* Begin *

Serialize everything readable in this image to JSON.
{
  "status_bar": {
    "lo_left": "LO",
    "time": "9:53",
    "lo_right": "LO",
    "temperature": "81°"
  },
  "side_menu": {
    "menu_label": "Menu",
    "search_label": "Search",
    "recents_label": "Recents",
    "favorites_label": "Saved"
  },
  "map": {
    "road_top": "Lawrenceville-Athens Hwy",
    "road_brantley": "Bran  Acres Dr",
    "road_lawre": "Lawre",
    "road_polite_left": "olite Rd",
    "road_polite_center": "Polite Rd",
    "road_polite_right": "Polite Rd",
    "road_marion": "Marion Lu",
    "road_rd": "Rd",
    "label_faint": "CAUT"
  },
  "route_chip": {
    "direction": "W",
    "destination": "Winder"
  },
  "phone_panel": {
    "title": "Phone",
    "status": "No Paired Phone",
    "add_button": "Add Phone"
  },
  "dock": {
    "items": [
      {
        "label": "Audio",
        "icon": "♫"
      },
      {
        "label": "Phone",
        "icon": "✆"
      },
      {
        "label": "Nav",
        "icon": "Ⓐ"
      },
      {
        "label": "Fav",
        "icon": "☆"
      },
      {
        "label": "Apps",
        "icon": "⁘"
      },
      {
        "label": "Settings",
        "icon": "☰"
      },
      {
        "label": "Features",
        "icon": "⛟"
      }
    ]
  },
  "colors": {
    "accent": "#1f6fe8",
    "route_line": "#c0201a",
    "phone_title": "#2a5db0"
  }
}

* End *

Exercise
Above are some records. Print them all exactly.

Solution to this exercise
Serialize everything readable in this image to JSON.
{
  "status_bar": {
    "lo_left": "LO",
    "time": "9:53",
    "lo_right": "LO",
    "temperature": "81°"
  },
  "side_menu": {
    "menu_label": "Menu",
    "search_label": "Search",
    "recents_label": "Recents",
    "favorites_label": "Saved"
  },
  "map": {
    "road_top": "Lawrenceville-Athens Hwy",
    "road_brantley": "Bran  Acres Dr",
    "road_lawre": "Lawre",
    "road_polite_left": "olite Rd",
    "road_polite_center": "Polite Rd",
    "road_polite_right": "Polite Rd",
    "road_marion": "Marion Lu",
    "road_rd": "Rd",
    "label_faint": "CAUT"
  },
  "route_chip": {
    "direction": "W",
    "destination": "Winder"
  },
  "phone_panel": {
    "title": "Phone",
    "status": "No Paired Phone",
    "add_button": "Add Phone"
  },
  "dock": {
    "items": [
      {
        "label": "Audio",
        "icon": "♫"
      },
      {
        "label": "Phone",
        "icon": "✆"
      },
      {
        "label": "Nav",
        "icon": "Ⓐ"
      },
      {
        "label": "Fav",
        "icon": "☆"
      },
      {
        "label": "Apps",
        "icon": "⁘"
      },
      {
        "label": "Settings",
        "icon": "☰"
      },
      {
        "label": "Features",
        "icon": "⛟"
      }
    ]
  },
  "colors": {
    "accent": "#1f6fe8",
    "route_line": "#c0201a",
    "phone_title": "#2a5db0"
  }
}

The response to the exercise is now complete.